**Objetivos**
(A) Reproduza sem nenhuma alteração a parte do artigo sobre a cessão de dados de cidadãos aos bancos que vai de "Os bancos poderão" até "práticas da sociedade.".
(B) Prossiga com o artigo sobre a cessão de dados de cidadãos aos bancos, começando logo depois da última frase apresentada.

-------- Trecho apresentado --------

Artigo | Governo federal contra a proteção de dados de seus cidadãos. Uma violência contra o País!

A Secretaria de Governo Digital do Ministério da Economia publicou, em 7 de janeiro de 2022, um “Acordo de Cooperação” no qual 109 bancos participantes da Associação Brasileira de Bancos terão acesso, pelo período de um ano, e a título de “degustação”, aos dados biométricos e biográficos de cidadãos brasileiros armazenados no banco de dados da Identidade Civil Nacional e da plataforma “Gov.br”.

Os bancos poderão acessar os dados de todos os cidadãos que nos últimos meses entraram na plataforma “Gov.br” e se cadastraram para terem direito a requisitar serviços online de diversos órgãos federais. As instituições financeiras também poderão acessar a base de dados da Identidade Civil Nacional, composta, entre outros, pela base de dados biométricos da Justiça Eleitoral, e a base de dados do Sistema Nacional de Informações de Registro Civil – SIRC e da Central Nacional de Informações do Registro Civil.

Isso se dá em plena vigência da nova lei geral de proteção de dados, o que causa bastante consternação, eis que os dados recebem agora tratamento de bem a ser tutelado, servindo como instrumento de defesa dos seus titulares, e que busca a sua consolidação nas relações e práticas da sociedade.

Em nenhum trecho deste acordo é citado se os convenentes pediram anuência prévia à Autoridade Nacional de Proteção de Dados para dispor de dados pessoais de cidadãos brasileiros que, ao que tudo indica, não serão consultados se querem ou não conceder tais informações para os bancos.”

O que se disputa na Lei Geral de Proteção de Dados (LGPD) é a obrigatoriedade de que os titulares de direito tenham poder de anuência sobre o uso e disposição de seus próprios dados, o que, claramente, não está sendo respeitado na situação. E o que é mais grave é que essa violação legal venha do próprio governo brasileiro, eis que os dados estão nas plataformas de serviços públicos.

Subjaz por trás dessa relação com os bancos a questão de qual o interesse ou a finalidade do governo federal na cessão desses dados ou qual vantagem seria recebida a justificar esse compartilhamento. A despeito disso, os dados não são da titularidade do governo e a ele faltaria legitimidade para esse compartilhamento, o que, por si só, já revela a ilegalidade à luz da LGPD.

O Idec (Instituto Brasileiro de Defesa do Consumidor) enviou questionamentos à ANPD (Autoridade Nacional de Proteção de Dados) alegando que o acordo traz uma série de inconsistências e relacionou quatro preocupações:

1) Ausência de explicitação de medidas de segurança de dados e uso compartilhado de dados com entes privados sem base legal e sem finalidade;
2) Insuficiente comprovação de interesse público e de finalidade legítima e ausência de transparência das finalidades e interesses privado;
3) Desproporcionalidade do acordo e desvio a finalidade de tratamento dos dados nas plataformas governamentais;
4) Falta de transparência e violação à autodeterminação informativa do titular de dados.

A ANPD afirmou, em 11 de janeiro, que instaurou de ofício um procedimento preparatório de fiscalização para averiguar a regularidade do compartilhamento de dados com os bancos, mas não há prazo para que todos os esclarecimentos necessários sejam prestados e, enquanto isso, o acordo segue vigente.

-------- Dados fornecidos --------

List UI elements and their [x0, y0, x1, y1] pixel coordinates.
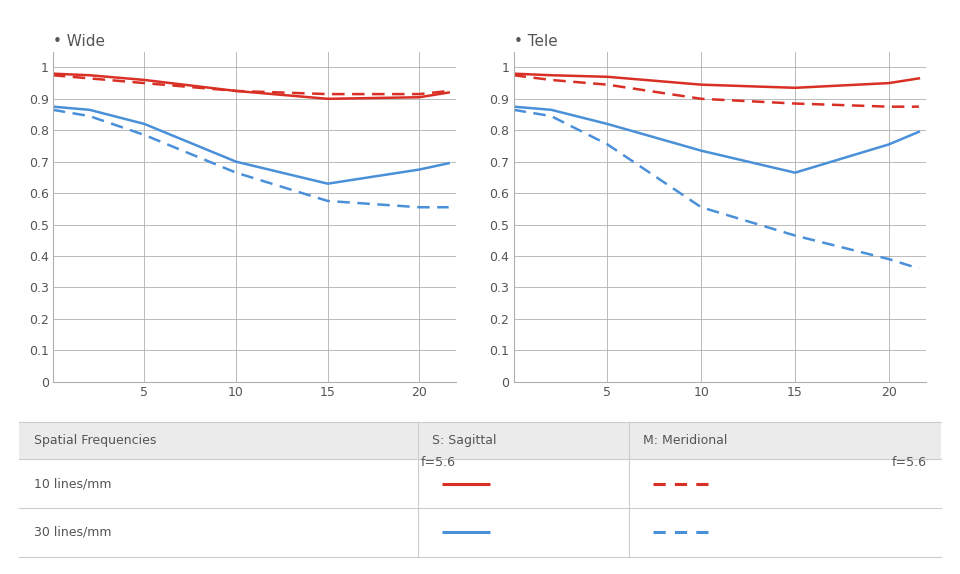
Legend: S10, M10, S30, M30: S10, M10, S30, M30: [112, 418, 396, 441]
Text: f=5.6: f=5.6: [421, 456, 456, 470]
Text: Spatial Frequencies: Spatial Frequencies: [34, 434, 156, 447]
Text: f=5.6: f=5.6: [892, 456, 926, 470]
Text: S: Sagittal: S: Sagittal: [432, 434, 496, 447]
Text: • Wide: • Wide: [53, 34, 105, 49]
Text: M: Meridional: M: Meridional: [643, 434, 728, 447]
Text: 30 lines/mm: 30 lines/mm: [34, 526, 111, 539]
Text: 10 lines/mm: 10 lines/mm: [34, 477, 111, 490]
Bar: [19, 422, 941, 459]
Bar: [19, 459, 941, 508]
Text: • Tele: • Tele: [514, 34, 558, 49]
Bar: [19, 508, 941, 557]
Legend: S10, M10, S30, M30: S10, M10, S30, M30: [578, 418, 862, 441]
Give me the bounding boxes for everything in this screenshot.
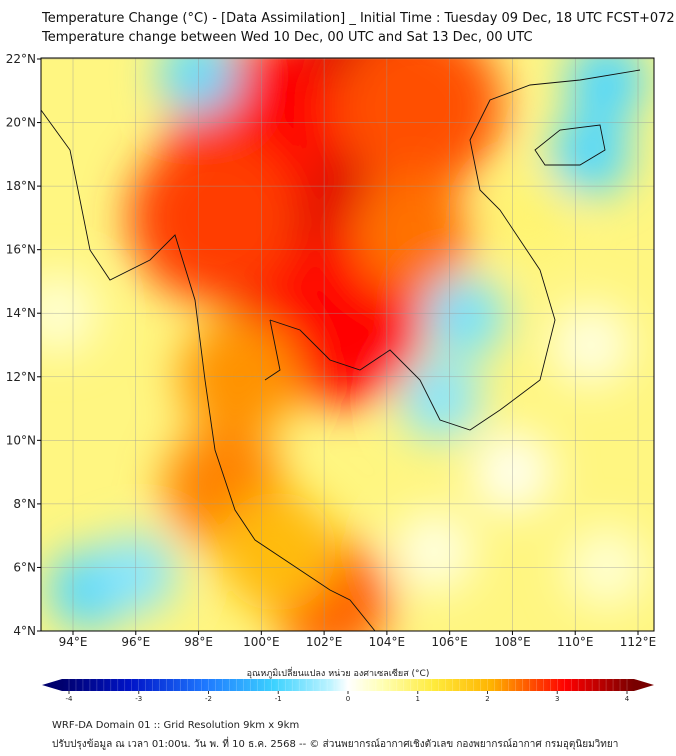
coastline bbox=[41, 69, 641, 631]
colorbar-tick-label: 4 bbox=[625, 695, 630, 703]
lat-tick-label: 20°N bbox=[6, 116, 36, 130]
colorbar-tick-label: -1 bbox=[275, 695, 282, 703]
field-blob bbox=[550, 305, 631, 385]
field-blob bbox=[566, 58, 647, 122]
colorbar-max-arrow bbox=[634, 679, 654, 691]
lat-tick-label: 16°N bbox=[6, 243, 36, 257]
lat-tick-label: 18°N bbox=[6, 179, 36, 193]
field-blob bbox=[333, 58, 504, 192]
lon-tick-label: 98°E bbox=[184, 635, 213, 649]
field-blob bbox=[488, 177, 569, 258]
lon-tick-label: 102°E bbox=[306, 635, 343, 649]
chart-title: Temperature Change (°C) - [Data Assimila… bbox=[42, 11, 675, 26]
field-blob bbox=[393, 511, 474, 592]
lon-tick-label: 110°E bbox=[557, 635, 594, 649]
colorbar-tick-label: 2 bbox=[485, 695, 489, 703]
lat-tick-label: 12°N bbox=[6, 370, 36, 384]
colorbar-tick-label: -2 bbox=[205, 695, 212, 703]
lon-tick-label: 100°E bbox=[243, 635, 280, 649]
footer-update-info: ปรับปรุงข้อมูล ณ เวลา 01:00น. วัน พ. ที่… bbox=[52, 739, 619, 750]
lon-tick-label: 96°E bbox=[121, 635, 150, 649]
lon-tick-label: 94°E bbox=[59, 635, 88, 649]
lon-tick-label: 112°E bbox=[620, 635, 657, 649]
colorbar-gradient bbox=[62, 679, 634, 691]
lat-tick-label: 10°N bbox=[6, 433, 36, 447]
field-blob bbox=[400, 359, 481, 440]
colorbar-tick-label: -3 bbox=[135, 695, 142, 703]
colorbar-tick-label: -4 bbox=[66, 695, 74, 703]
colorbar-tick-label: 1 bbox=[416, 695, 420, 703]
lat-tick-label: 14°N bbox=[6, 306, 36, 320]
lat-tick-label: 6°N bbox=[13, 560, 36, 574]
colorbar-tick-label: 3 bbox=[555, 695, 559, 703]
field-blob bbox=[217, 491, 338, 612]
colorbar-tick-label: 0 bbox=[346, 695, 350, 703]
colorbar: -4 -3 -2 -1 0 1 2 3 4 bbox=[42, 679, 654, 703]
lon-tick-label: 104°E bbox=[369, 635, 406, 649]
chart-subtitle: Temperature change between Wed 10 Dec, 0… bbox=[42, 30, 533, 45]
field-blob bbox=[425, 276, 506, 357]
field-blob bbox=[550, 114, 631, 195]
lat-tick-label: 8°N bbox=[13, 497, 36, 511]
lat-tick-label: 4°N bbox=[13, 624, 36, 638]
colorbar-label: อุณหภูมิเปลี่ยนแปลง หน่วย องศาเซลเซียส (… bbox=[246, 669, 430, 679]
field-blob bbox=[352, 173, 472, 294]
lat-tick-label: 22°N bbox=[6, 52, 36, 66]
lon-tick-label: 106°E bbox=[431, 635, 468, 649]
lon-tick-label: 108°E bbox=[494, 635, 531, 649]
colorbar-min-arrow bbox=[42, 679, 62, 691]
map-frame bbox=[40, 57, 655, 632]
field-blob bbox=[129, 132, 300, 303]
footer-model-info: WRF-DA Domain 01 :: Grid Resolution 9km … bbox=[52, 720, 300, 731]
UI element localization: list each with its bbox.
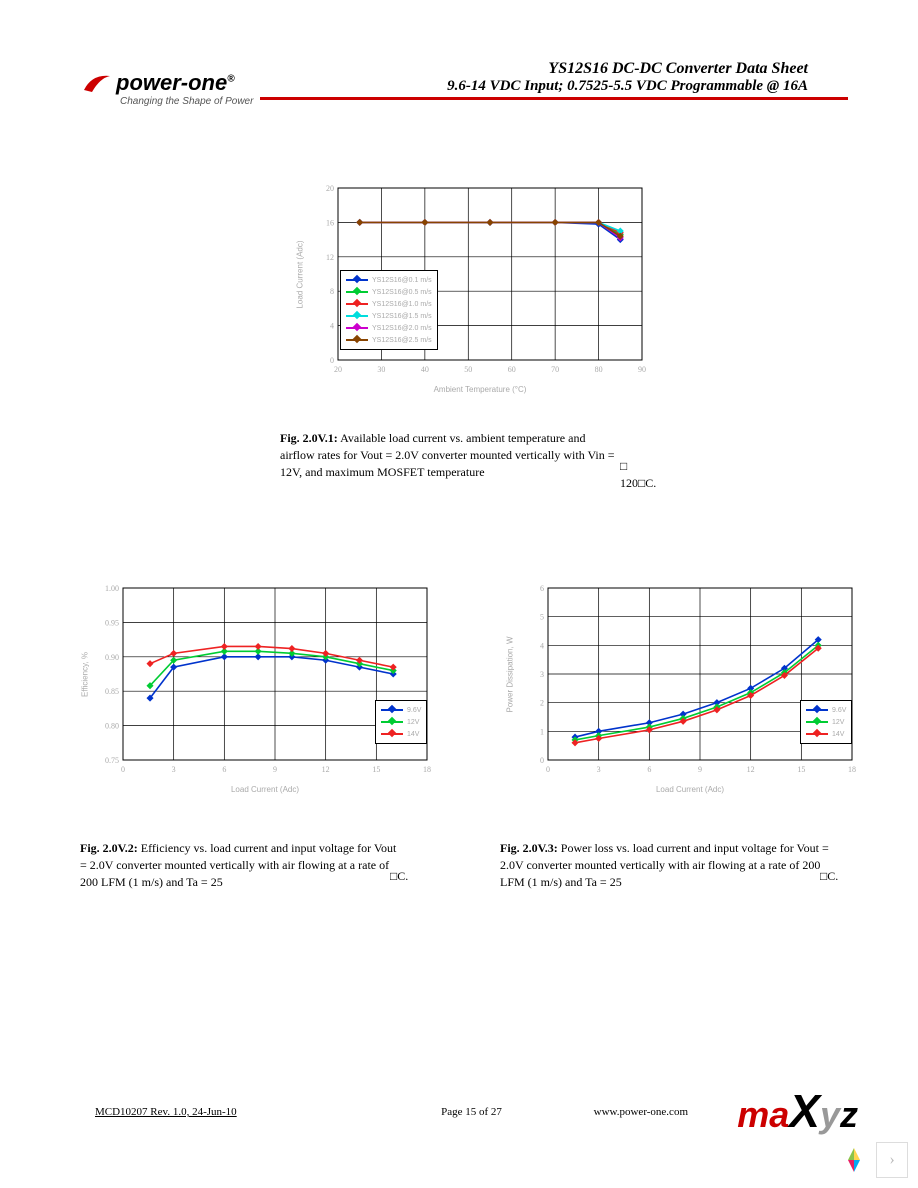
- caption-3-label: Fig. 2.0V.3:: [500, 841, 558, 855]
- footer-right: www.power-one.com: [594, 1106, 688, 1118]
- wm-y: y: [820, 1094, 840, 1135]
- svg-text:0: 0: [546, 765, 550, 774]
- brand-logo: power-one® Changing the Shape of Power: [90, 70, 290, 107]
- chart-2-ylabel: Efficiency, %: [81, 615, 90, 735]
- svg-text:0: 0: [540, 756, 544, 765]
- next-page-button[interactable]: ›: [876, 1142, 908, 1178]
- svg-text:12: 12: [322, 765, 330, 774]
- legend-item: 9.6V: [381, 704, 421, 716]
- caption-3-suffix: □C.: [820, 868, 838, 885]
- svg-text:6: 6: [540, 584, 544, 593]
- svg-text:18: 18: [423, 765, 431, 774]
- svg-text:0.85: 0.85: [105, 687, 119, 696]
- svg-text:5: 5: [540, 613, 544, 622]
- svg-text:16: 16: [326, 218, 334, 227]
- reg-mark: ®: [227, 74, 234, 85]
- legend-item: YS12S16@2.5 m/s: [346, 334, 432, 346]
- chart-3-ylabel: Power Dissipation, W: [506, 615, 515, 735]
- page-footer: MCD10207 Rev. 1.0, 24-Jun-10 Page 15 of …: [95, 1106, 848, 1118]
- chart-2-svg: 0 3 6 9 12 15 18 0.75 0.80 0.85 0.90 0.95 1.00: [95, 580, 435, 780]
- nav-thumb-icon[interactable]: [840, 1146, 868, 1174]
- chart-3: 03691215180123456 Load Current (Adc) Pow…: [520, 580, 860, 785]
- chart-3-xlabel: Load Current (Adc): [520, 785, 860, 794]
- svg-text:12: 12: [326, 253, 334, 262]
- header-rule: [260, 97, 848, 100]
- legend-item: YS12S16@2.0 m/s: [346, 322, 432, 334]
- legend-item: YS12S16@0.5 m/s: [346, 286, 432, 298]
- svg-text:40: 40: [421, 365, 429, 374]
- caption-3: Fig. 2.0V.3: Power loss vs. load current…: [500, 840, 830, 890]
- caption-1-label: Fig. 2.0V.1:: [280, 431, 338, 445]
- svg-text:0.75: 0.75: [105, 756, 119, 765]
- chart-3-legend: 9.6V12V14V: [800, 700, 852, 744]
- svg-text:0.80: 0.80: [105, 722, 119, 731]
- caption-2-label: Fig. 2.0V.2:: [80, 841, 138, 855]
- legend-item: YS12S16@0.1 m/s: [346, 274, 432, 286]
- svg-text:3: 3: [540, 670, 544, 679]
- svg-text:70: 70: [551, 365, 559, 374]
- swoosh-icon: [82, 72, 122, 94]
- chart-2: 03691215180.750.800.850.900.951.00 Load …: [95, 580, 435, 785]
- svg-text:20: 20: [326, 184, 334, 193]
- svg-text:3: 3: [172, 765, 176, 774]
- svg-text:8: 8: [330, 287, 334, 296]
- svg-text:12: 12: [747, 765, 755, 774]
- wm-m: m: [737, 1094, 769, 1135]
- chart-1-legend: YS12S16@0.1 m/sYS12S16@0.5 m/sYS12S16@1.…: [340, 270, 438, 350]
- legend-item: 14V: [381, 728, 421, 740]
- legend-item: 12V: [806, 716, 846, 728]
- page-nav: ›: [840, 1142, 908, 1178]
- svg-text:18: 18: [848, 765, 856, 774]
- svg-text:9: 9: [273, 765, 277, 774]
- chart-1: 2030405060708090048121620 Ambient Temper…: [310, 180, 650, 385]
- chart-3-svg: 03691215180123456: [520, 580, 860, 780]
- wm-x: X: [789, 1085, 820, 1137]
- svg-text:0.95: 0.95: [105, 618, 119, 627]
- brand-text: power-one: [116, 70, 227, 95]
- svg-text:20: 20: [334, 365, 342, 374]
- svg-text:15: 15: [797, 765, 805, 774]
- brand-name: power-one®: [90, 70, 290, 96]
- legend-item: YS12S16@1.5 m/s: [346, 310, 432, 322]
- svg-text:15: 15: [372, 765, 380, 774]
- svg-text:80: 80: [595, 365, 603, 374]
- svg-text:0: 0: [121, 765, 125, 774]
- watermark-logo: maXyz: [737, 1084, 858, 1138]
- chart-1-ylabel: Load Current (Adc): [296, 215, 305, 335]
- svg-text:1: 1: [540, 727, 544, 736]
- caption-1: Fig. 2.0V.1: Available load current vs. …: [280, 430, 620, 480]
- caption-2: Fig. 2.0V.2: Efficiency vs. load current…: [80, 840, 400, 890]
- svg-text:4: 4: [330, 322, 334, 331]
- svg-text:2: 2: [540, 699, 544, 708]
- caption-2-suffix: □C.: [390, 868, 408, 885]
- chart-1-xlabel: Ambient Temperature (°C): [310, 385, 650, 394]
- svg-text:60: 60: [508, 365, 516, 374]
- svg-text:50: 50: [464, 365, 472, 374]
- svg-text:6: 6: [647, 765, 651, 774]
- wm-z: z: [840, 1094, 858, 1135]
- wm-a: a: [769, 1094, 789, 1135]
- svg-text:3: 3: [597, 765, 601, 774]
- chart-2-xlabel: Load Current (Adc): [95, 785, 435, 794]
- svg-text:90: 90: [638, 365, 646, 374]
- brand-tagline: Changing the Shape of Power: [120, 96, 290, 107]
- svg-text:30: 30: [377, 365, 385, 374]
- legend-item: 12V: [381, 716, 421, 728]
- svg-text:1.00: 1.00: [105, 584, 119, 593]
- svg-text:6: 6: [222, 765, 226, 774]
- legend-item: YS12S16@1.0 m/s: [346, 298, 432, 310]
- caption-1-suffix: □ 120□C.: [620, 458, 656, 492]
- chart-2-legend: 9.6V12V14V: [375, 700, 427, 744]
- footer-center: Page 15 of 27: [95, 1106, 848, 1118]
- svg-text:0.90: 0.90: [105, 653, 119, 662]
- svg-text:0: 0: [330, 356, 334, 365]
- legend-item: 14V: [806, 728, 846, 740]
- legend-item: 9.6V: [806, 704, 846, 716]
- svg-text:4: 4: [540, 641, 544, 650]
- svg-text:9: 9: [698, 765, 702, 774]
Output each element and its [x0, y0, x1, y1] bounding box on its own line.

--------

**Respostas dos exercícios**
(A)
Os bancos poderão acessar os dados de todos os cidadãos que nos últimos meses entraram na plataforma “Gov.br” e se cadastraram para terem direito a requisitar serviços online de diversos órgãos federais. As instituições financeiras também poderão acessar a base de dados da Identidade Civil Nacional, composta, entre outros, pela base de dados biométricos da Justiça Eleitoral, e a base de dados do Sistema Nacional de Informações de Registro Civil – SIRC e da Central Nacional de Informações do Registro Civil.

Isso se dá em plena vigência da nova lei geral de proteção de dados, o que causa bastante consternação, eis que os dados recebem agora tratamento de bem a ser tutelado, servindo como instrumento de defesa dos seus titulares, e que busca a sua consolidação nas relações e práticas da sociedade.

(B)
É público e notório que o mercado de dados pessoais já é a principal fonte de receita para algumas das grandes corporações da economia informacional. Também se tornou fundamental para segmentar a publicidade e organizar amostras de consumidores em públicos mais dispostos a consumir determinados produtos e serviços.

O governo federal, diante da ausência de interesse público na execução da medida, e diante de conflitos de interesses, por óbvio, não pode colaborar com empresas privadas, nesse sentido.

O Estado busca, ou deveria buscar, segundo artigo 5º da Constituição Federal, a proteção dos bens de seus cidadãos, sejam patrimoniais ou personalíssimos, e não atuar num mercado de negócios contrariando tais interesses. Nesse sentido, não há base legal que sustente o agir do governo federal, privilegiando o acesso dos bancos aos dados de seus cidadãos.”

Além da ausência de base legal, a finalidade legítima, pressuposto do artigo 6º, inciso I, da LGPD, de acordo com a prerrogativa do consentimento dos titulares, é vilipendiada, utilizando-se o banco de dados pessoais do governo federal para fim alheio à autorização dos seus titulares, o que fere a autodeterminação informativa do titular de dados.

Em outras palavras, o acordo representa verdadeira comercialização de dados pessoais, o que desvia completamente a finalidade para a qual os dados pessoais foram inicialmente fornecidos ao governo federal.

Certo é que os titulares de dados não foram consultados sobre seu consentimento para o compartilhamento, o que infere em ausência de transparência e privilegia o interesse privado corporativo ao interesse público ou interesse pessoal de cada um dos indivíduos envolvidos.

Ainda, ao permitir o compartilhamento de dados pessoais com as instituições bancárias, o governo federal acaba por permitir o acesso aos dados por um número desconhecido de funcionários do setor bancário, que terão acesso ilimitado a uma infinidade de dados pessoais, o que aumenta consideravelmente o risco de violação aos dados pessoais e uso descontrolado dessas informações.

Destaque-se que o acordo necessitaria contemplar as medidas de segurança a serem adotadas para mitigar os riscos de violação de dados, o que não aconteceu na prática, impossibilitando que seu cumprimento se dê dentro da legalidade, considerando já a nova Lei Geral de Proteção de Dados – LGPD.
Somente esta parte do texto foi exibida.